Set problem:
Omit all pictures, then retype the data exactly as given.

Data records:

________________

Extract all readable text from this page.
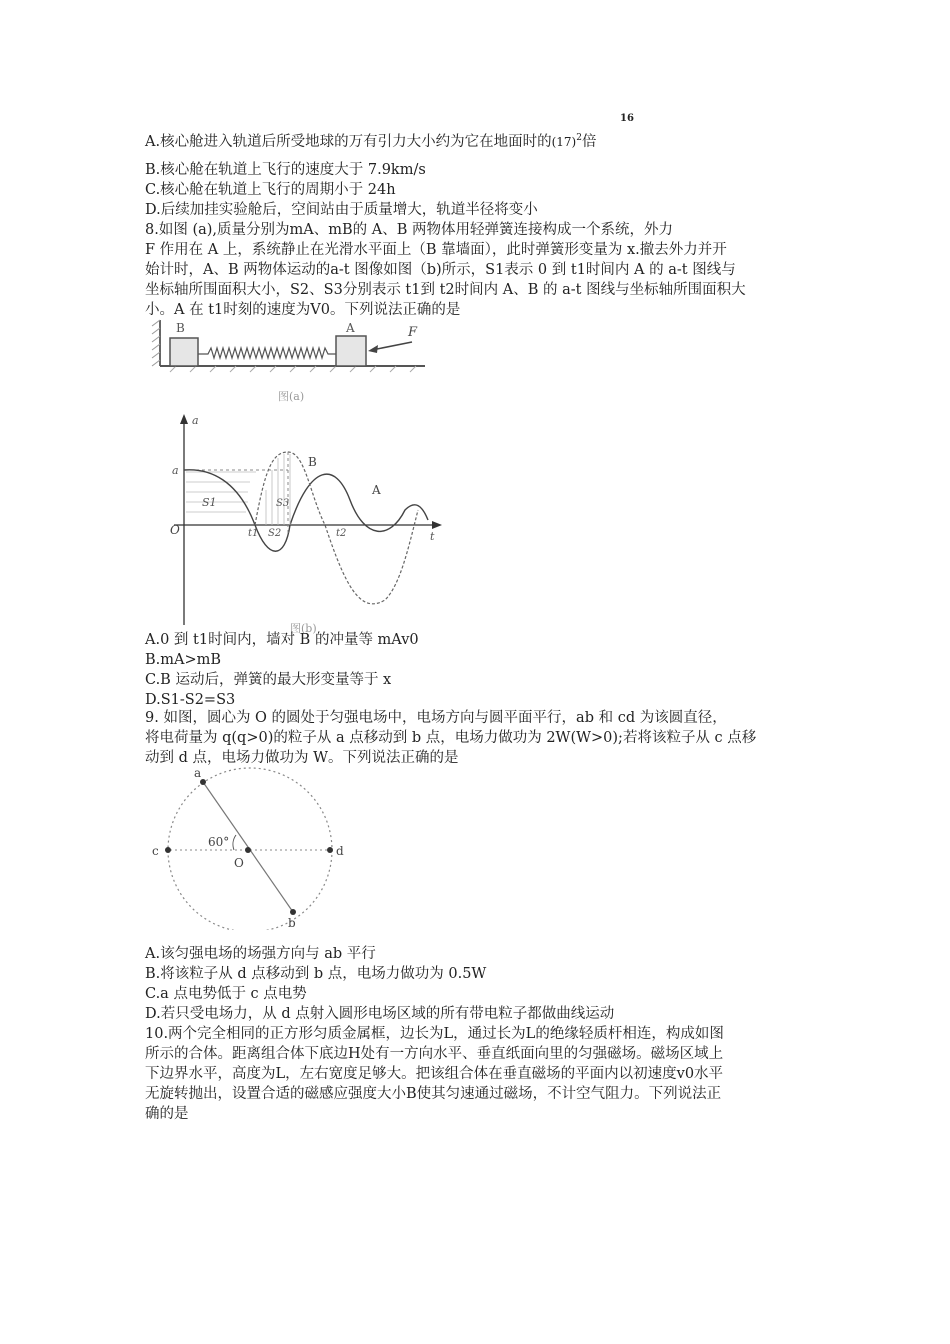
A.核心舱进入轨道后所受地球的万有引力大小约为它在地面时的$(17)^2$倍
16
B.核心舱在轨道上飞行的速度大于 7.9km/s
C.核心舱在轨道上飞行的周期小于 24h
D.后续加挂实验舱后，空间站由于质量增大，轨道半径将变小
8.如图 (a),质量分别为mA、mB的 A、B 两物体用轻弹簧连接构成一个系统，外力
F 作用在 A 上，系统静止在光滑水平面上（B 靠墙面），此时弹簧形变量为 x.撤去外力并开
始计时，A、B 两物体运动的a-t 图像如图（b)所示，S1表示 0 到 t1时间内 A 的 a-t 图线与
坐标轴所围面积大小，S2、S3分别表示 t1到 t2时间内 A、B 的 a-t 图线与坐标轴所围面积大
小。A 在 t1时刻的速度为V0。下列说法正确的是
B	A	F
图(a)
a
t
O
a
B
A
S1
S2
S3
t1	t2
图(b)
A.0 到 t1时间内，墙对 B 的冲量等 mAv0
B.mA>mB
C.B 运动后，弹簧的最大形变量等于 x
D.S1-S2=S3
9. 如图，圆心为 O 的圆处于匀强电场中，电场方向与圆平面平行，ab 和 cd 为该圆直径，
将电荷量为 q(q>0)的粒子从 a 点移动到 b 点，电场力做功为 2W(W>0);若将该粒子从 c 点移
动到 d 点，电场力做功为 W。下列说法正确的是
a
b
c	d
O
60°
A.该匀强电场的场强方向与 ab 平行
B.将该粒子从 d 点移动到 b 点，电场力做功为 0.5W
C.a 点电势低于 c 点电势
D.若只受电场力，从 d 点射入圆形电场区域的所有带电粒子都做曲线运动
10.两个完全相同的正方形匀质金属框，边长为L，通过长为L的绝缘轻质杆相连，构成如图
所示的合体。距离组合体下底边H处有一方向水平、垂直纸面向里的匀强磁场。磁场区域上
下边界水平，高度为L，左右宽度足够大。把该组合体在垂直磁场的平面内以初速度v0水平
无旋转抛出，设置合适的磁感应强度大小B使其匀速通过磁场，不计空气阻力。下列说法正
确的是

________________

Result for this exercise:
Extract all readable text from this page.
A.核心舱进入轨道后所受地球的万有引力大小约为它在地面时的$(17)^2$倍
16
B.核心舱在轨道上飞行的速度大于 7.9km/s
C.核心舱在轨道上飞行的周期小于 24h
D.后续加挂实验舱后，空间站由于质量增大，轨道半径将变小
8.如图 (a),质量分别为mA、mB的 A、B 两物体用轻弹簧连接构成一个系统，外力
F 作用在 A 上，系统静止在光滑水平面上（B 靠墙面），此时弹簧形变量为 x.撤去外力并开
始计时，A、B 两物体运动的a-t 图像如图（b)所示，S1表示 0 到 t1时间内 A 的 a-t 图线与
坐标轴所围面积大小，S2、S3分别表示 t1到 t2时间内 A、B 的 a-t 图线与坐标轴所围面积大
小。A 在 t1时刻的速度为V0。下列说法正确的是
B	A	F
图(a)
a
t
O
a
B
A
S1
S2
S3
t1	t2
图(b)
A.0 到 t1时间内，墙对 B 的冲量等 mAv0
B.mA>mB
C.B 运动后，弹簧的最大形变量等于 x
D.S1-S2=S3
9. 如图，圆心为 O 的圆处于匀强电场中，电场方向与圆平面平行，ab 和 cd 为该圆直径，
将电荷量为 q(q>0)的粒子从 a 点移动到 b 点，电场力做功为 2W(W>0);若将该粒子从 c 点移
动到 d 点，电场力做功为 W。下列说法正确的是
a
b
c	d
O
60°
A.该匀强电场的场强方向与 ab 平行
B.将该粒子从 d 点移动到 b 点，电场力做功为 0.5W
C.a 点电势低于 c 点电势
D.若只受电场力，从 d 点射入圆形电场区域的所有带电粒子都做曲线运动
10.两个完全相同的正方形匀质金属框，边长为L，通过长为L的绝缘轻质杆相连，构成如图
所示的合体。距离组合体下底边H处有一方向水平、垂直纸面向里的匀强磁场。磁场区域上
下边界水平，高度为L，左右宽度足够大。把该组合体在垂直磁场的平面内以初速度v0水平
无旋转抛出，设置合适的磁感应强度大小B使其匀速通过磁场，不计空气阻力。下列说法正
确的是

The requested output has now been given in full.